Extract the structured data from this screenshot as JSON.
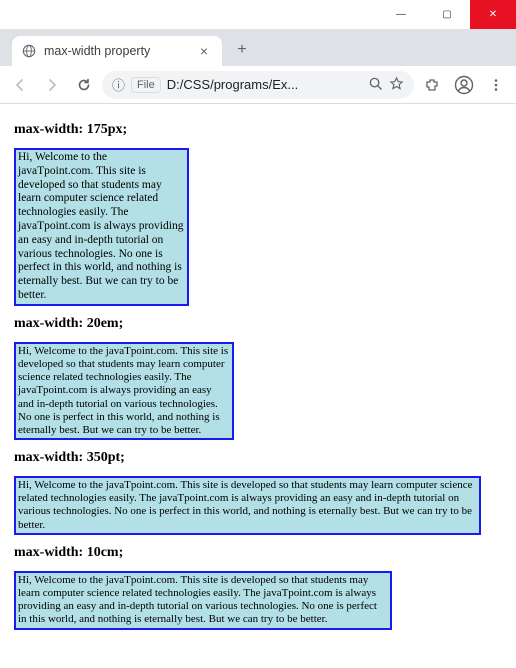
{
  "window": {
    "minimize": "—",
    "maximize": "▢",
    "close": "✕"
  },
  "tab": {
    "title": "max-width property",
    "close": "×",
    "newtab": "+"
  },
  "toolbar": {
    "file_label": "File",
    "info_icon": "ⓘ",
    "path": "D:/CSS/programs/Ex..."
  },
  "page": {
    "h1": "max-width: 175px;",
    "h2": "max-width: 20em;",
    "h3": "max-width: 350pt;",
    "h4": "max-width: 10cm;",
    "text": "Hi, Welcome to the javaTpoint.com. This site is developed so that students may learn computer science related technologies easily. The javaTpoint.com is always providing an easy and in-depth tutorial on various technologies. No one is perfect in this world, and nothing is eternally best. But we can try to be better."
  }
}
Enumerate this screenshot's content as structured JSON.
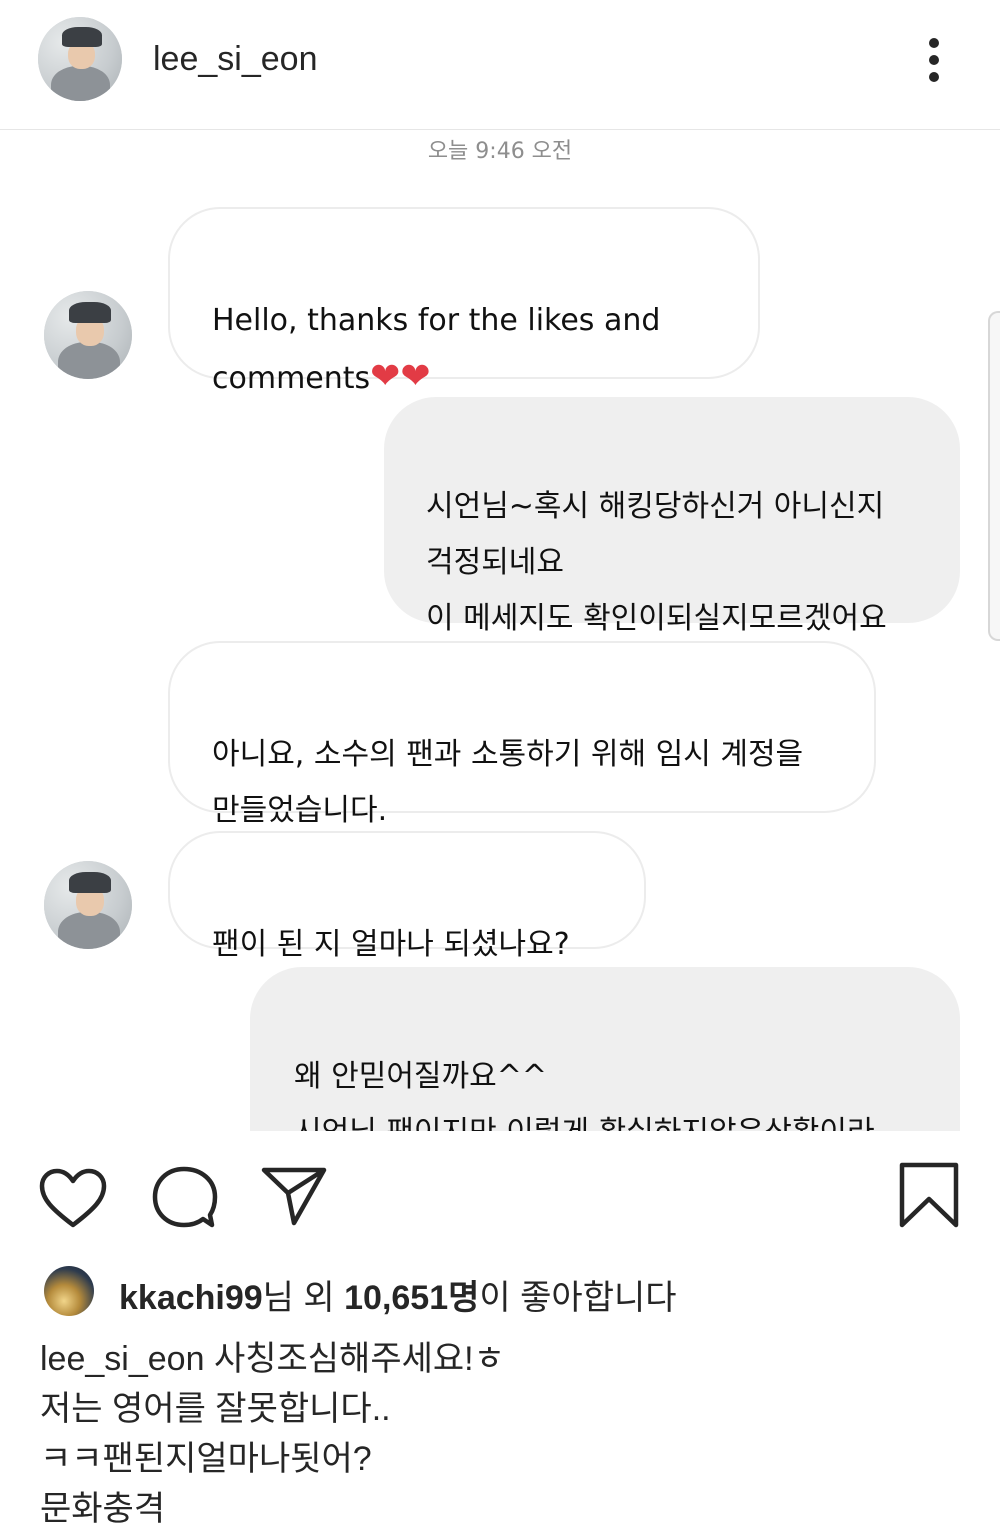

========

YOUR TASK →
Quote all the lines above exactly as given. Do not include the pictures.

WRITTEN RESPONSE →
Extract the structured data from this screenshot as JSON.
{
  "window": {
    "minimize": "—",
    "maximize": "▢",
    "close": "✕"
  },
  "tab": {
    "title": "max-width property",
    "close": "×",
    "newtab": "+"
  },
  "toolbar": {
    "file_label": "File",
    "info_icon": "ⓘ",
    "path": "D:/CSS/programs/Ex..."
  },
  "page": {
    "h1": "max-width: 175px;",
    "h2": "max-width: 20em;",
    "h3": "max-width: 350pt;",
    "h4": "max-width: 10cm;",
    "text": "Hi, Welcome to the javaTpoint.com. This site is developed so that students may learn computer science related technologies easily. The javaTpoint.com is always providing an easy and in-depth tutorial on various technologies. No one is perfect in this world, and nothing is eternally best. But we can try to be better."
  }
}
Enumerate this screenshot's content as structured JSON.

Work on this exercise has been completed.